(Dataset entries)
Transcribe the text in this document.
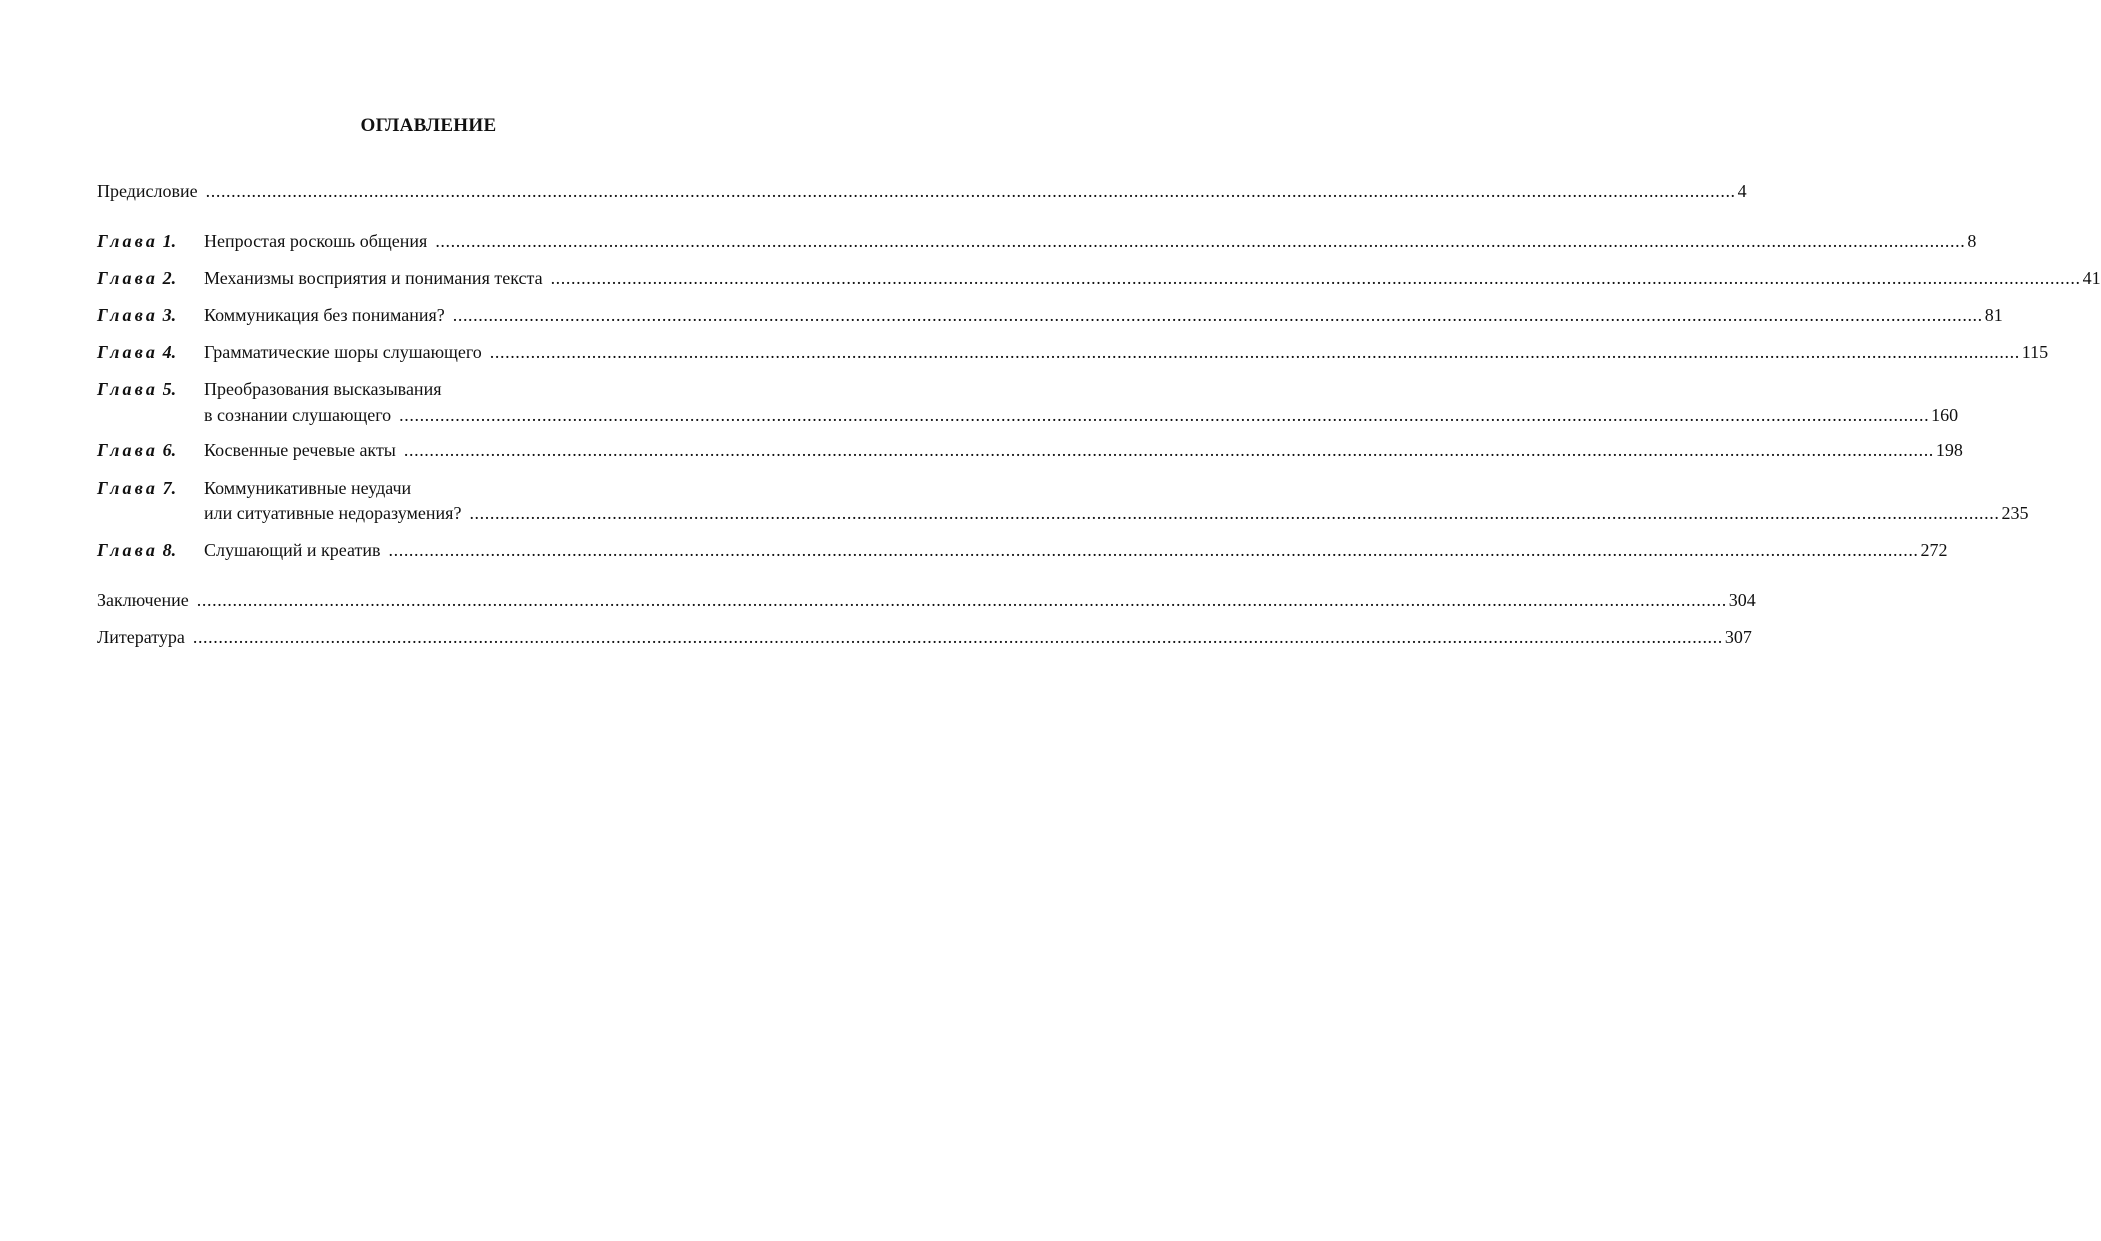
ОГЛАВЛЕНИЕ
Предисловие ............................................................................................................................................................................................................................................................................................................ 4
Глава 1.	Непростая роскошь общения ............................................................................................................................................................................................................................................................................................................ 8
Глава 2.	Механизмы восприятия и понимания текста ............................................................................................................................................................................................................................................................................................................ 41
Глава 3.	Коммуникация без понимания? ............................................................................................................................................................................................................................................................................................................ 81
Глава 4.	Грамматические шоры слушающего ............................................................................................................................................................................................................................................................................................................ 115
Глава 5.	Преобразования высказывания
в сознании слушающего ............................................................................................................................................................................................................................................................................................................ 160
Глава 6.	Косвенные речевые акты ............................................................................................................................................................................................................................................................................................................ 198
Глава 7.	Коммуникативные неудачи
или ситуативные недоразумения? ............................................................................................................................................................................................................................................................................................................ 235
Глава 8.	Слушающий и креатив ............................................................................................................................................................................................................................................................................................................ 272
Заключение ............................................................................................................................................................................................................................................................................................................ 304
Литература ............................................................................................................................................................................................................................................................................................................ 307
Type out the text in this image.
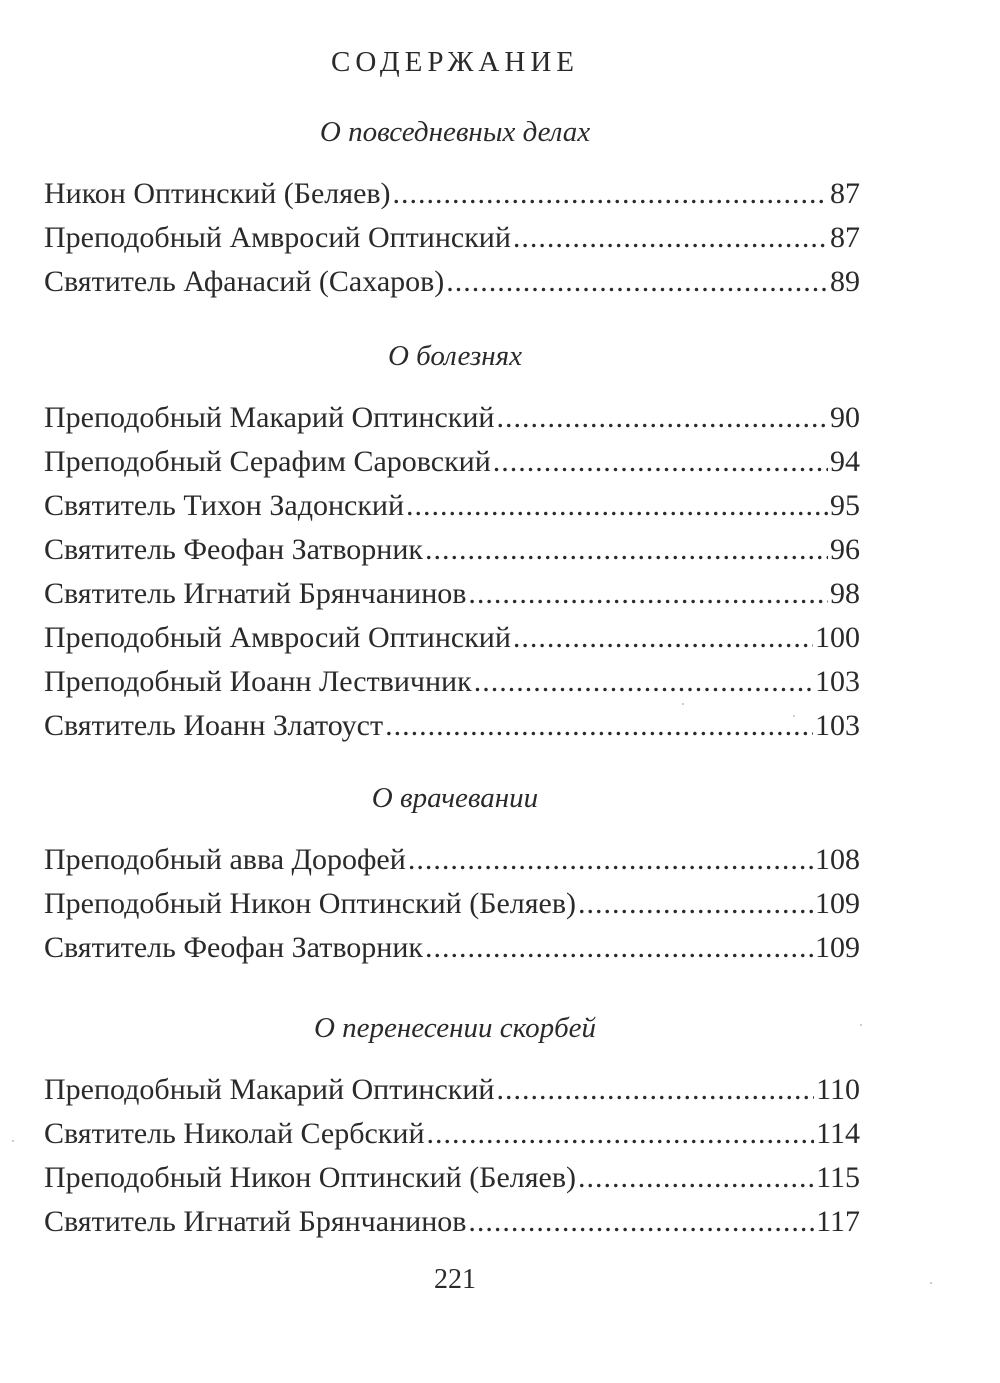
СОДЕРЖАНИЕ
О повседневных делах
Никон Оптинский (Беляев) .....	87
Преподобный Амвросий Оптинский .....	87
Святитель Афанасий (Сахаров) .....	89
О болезнях
Преподобный Макарий Оптинский .....	90
Преподобный Серафим Саровский .....	94
Святитель Тихон Задонский .....	95
Святитель Феофан Затворник .....	96
Святитель Игнатий Брянчанинов .....	98
Преподобный Амвросий Оптинский .....	100
Преподобный Иоанн Лествичник .....	103
Святитель Иоанн Златоуст .....	103
О врачевании
Преподобный авва Дорофей .....	108
Преподобный Никон Оптинский (Беляев) .....	109
Святитель Феофан Затворник .....	109
О перенесении скорбей
Преподобный Макарий Оптинский .....	110
Святитель Николай Сербский .....	114
Преподобный Никон Оптинский (Беляев) .....	115
Святитель Игнатий Брянчанинов .....	117
221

Problem details:
Only lines that contain the word "слушающего" are wanted; copy each of them.

Output of the exercise:
Глава 4.	Грамматические шоры слушающего ............................................................................................................................................................................................................................................................................................................ 115
в сознании слушающего ............................................................................................................................................................................................................................................................................................................ 160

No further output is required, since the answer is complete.